▶ [Directions for this task]: Retype every entry in its entirety, without alteration.

▶ [Data for this task]:

——

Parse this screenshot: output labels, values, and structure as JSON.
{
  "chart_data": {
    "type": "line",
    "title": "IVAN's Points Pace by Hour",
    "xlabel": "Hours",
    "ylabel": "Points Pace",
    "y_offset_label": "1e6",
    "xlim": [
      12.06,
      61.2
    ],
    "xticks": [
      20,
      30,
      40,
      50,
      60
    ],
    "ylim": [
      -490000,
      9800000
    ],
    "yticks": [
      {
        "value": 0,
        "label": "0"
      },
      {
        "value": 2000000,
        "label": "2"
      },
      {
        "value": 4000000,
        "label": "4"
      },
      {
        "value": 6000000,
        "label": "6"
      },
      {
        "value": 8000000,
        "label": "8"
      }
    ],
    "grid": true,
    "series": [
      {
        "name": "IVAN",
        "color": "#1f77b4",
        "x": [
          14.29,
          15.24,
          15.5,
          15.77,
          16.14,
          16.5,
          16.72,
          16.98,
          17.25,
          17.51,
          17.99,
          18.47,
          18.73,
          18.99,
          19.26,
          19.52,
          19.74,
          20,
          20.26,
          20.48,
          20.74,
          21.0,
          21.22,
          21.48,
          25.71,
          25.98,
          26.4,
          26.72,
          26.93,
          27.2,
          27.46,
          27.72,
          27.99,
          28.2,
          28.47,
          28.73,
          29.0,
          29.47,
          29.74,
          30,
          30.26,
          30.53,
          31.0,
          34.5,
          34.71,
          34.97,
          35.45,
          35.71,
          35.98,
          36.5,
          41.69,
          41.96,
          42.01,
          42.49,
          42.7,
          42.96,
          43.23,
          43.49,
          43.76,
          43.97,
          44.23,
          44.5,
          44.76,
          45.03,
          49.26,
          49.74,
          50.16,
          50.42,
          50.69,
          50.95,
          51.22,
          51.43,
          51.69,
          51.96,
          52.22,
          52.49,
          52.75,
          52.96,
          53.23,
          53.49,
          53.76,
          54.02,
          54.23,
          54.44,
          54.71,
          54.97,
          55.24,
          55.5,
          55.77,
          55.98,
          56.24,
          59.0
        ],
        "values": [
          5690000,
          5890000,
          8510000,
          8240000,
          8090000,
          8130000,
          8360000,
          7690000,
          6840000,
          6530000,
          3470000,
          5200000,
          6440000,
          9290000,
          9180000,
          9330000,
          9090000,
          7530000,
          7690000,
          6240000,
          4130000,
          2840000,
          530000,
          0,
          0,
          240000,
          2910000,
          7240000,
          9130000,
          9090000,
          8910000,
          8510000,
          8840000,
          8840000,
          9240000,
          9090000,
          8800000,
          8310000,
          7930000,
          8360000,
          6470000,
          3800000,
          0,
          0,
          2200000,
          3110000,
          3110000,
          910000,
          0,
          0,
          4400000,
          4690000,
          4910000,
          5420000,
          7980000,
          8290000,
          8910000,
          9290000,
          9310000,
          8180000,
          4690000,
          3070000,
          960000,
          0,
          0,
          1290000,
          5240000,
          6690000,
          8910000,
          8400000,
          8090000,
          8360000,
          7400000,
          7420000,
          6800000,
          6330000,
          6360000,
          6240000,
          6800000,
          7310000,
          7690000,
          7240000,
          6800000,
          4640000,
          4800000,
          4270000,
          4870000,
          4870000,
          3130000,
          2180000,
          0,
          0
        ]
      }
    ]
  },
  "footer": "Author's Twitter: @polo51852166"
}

——

▶ [Solution for this exercise]:
Parse this screenshot: output labels, values, and structure as JSON.
{
  "chart_data": {
    "type": "line",
    "title": "IVAN's Points Pace by Hour",
    "xlabel": "Hours",
    "ylabel": "Points Pace",
    "y_offset_label": "1e6",
    "xlim": [
      12.06,
      61.2
    ],
    "xticks": [
      20,
      30,
      40,
      50,
      60
    ],
    "ylim": [
      -490000,
      9800000
    ],
    "yticks": [
      {
        "value": 0,
        "label": "0"
      },
      {
        "value": 2000000,
        "label": "2"
      },
      {
        "value": 4000000,
        "label": "4"
      },
      {
        "value": 6000000,
        "label": "6"
      },
      {
        "value": 8000000,
        "label": "8"
      }
    ],
    "grid": true,
    "series": [
      {
        "name": "IVAN",
        "color": "#1f77b4",
        "x": [
          14.29,
          15.24,
          15.5,
          15.77,
          16.14,
          16.5,
          16.72,
          16.98,
          17.25,
          17.51,
          17.99,
          18.47,
          18.73,
          18.99,
          19.26,
          19.52,
          19.74,
          20,
          20.26,
          20.48,
          20.74,
          21.0,
          21.22,
          21.48,
          25.71,
          25.98,
          26.4,
          26.72,
          26.93,
          27.2,
          27.46,
          27.72,
          27.99,
          28.2,
          28.47,
          28.73,
          29.0,
          29.47,
          29.74,
          30,
          30.26,
          30.53,
          31.0,
          34.5,
          34.71,
          34.97,
          35.45,
          35.71,
          35.98,
          36.5,
          41.69,
          41.96,
          42.01,
          42.49,
          42.7,
          42.96,
          43.23,
          43.49,
          43.76,
          43.97,
          44.23,
          44.5,
          44.76,
          45.03,
          49.26,
          49.74,
          50.16,
          50.42,
          50.69,
          50.95,
          51.22,
          51.43,
          51.69,
          51.96,
          52.22,
          52.49,
          52.75,
          52.96,
          53.23,
          53.49,
          53.76,
          54.02,
          54.23,
          54.44,
          54.71,
          54.97,
          55.24,
          55.5,
          55.77,
          55.98,
          56.24,
          59.0
        ],
        "values": [
          5690000,
          5890000,
          8510000,
          8240000,
          8090000,
          8130000,
          8360000,
          7690000,
          6840000,
          6530000,
          3470000,
          5200000,
          6440000,
          9290000,
          9180000,
          9330000,
          9090000,
          7530000,
          7690000,
          6240000,
          4130000,
          2840000,
          530000,
          0,
          0,
          240000,
          2910000,
          7240000,
          9130000,
          9090000,
          8910000,
          8510000,
          8840000,
          8840000,
          9240000,
          9090000,
          8800000,
          8310000,
          7930000,
          8360000,
          6470000,
          3800000,
          0,
          0,
          2200000,
          3110000,
          3110000,
          910000,
          0,
          0,
          4400000,
          4690000,
          4910000,
          5420000,
          7980000,
          8290000,
          8910000,
          9290000,
          9310000,
          8180000,
          4690000,
          3070000,
          960000,
          0,
          0,
          1290000,
          5240000,
          6690000,
          8910000,
          8400000,
          8090000,
          8360000,
          7400000,
          7420000,
          6800000,
          6330000,
          6360000,
          6240000,
          6800000,
          7310000,
          7690000,
          7240000,
          6800000,
          4640000,
          4800000,
          4270000,
          4870000,
          4870000,
          3130000,
          2180000,
          0,
          0
        ]
      }
    ]
  },
  "footer": "Author's Twitter: @polo51852166"
}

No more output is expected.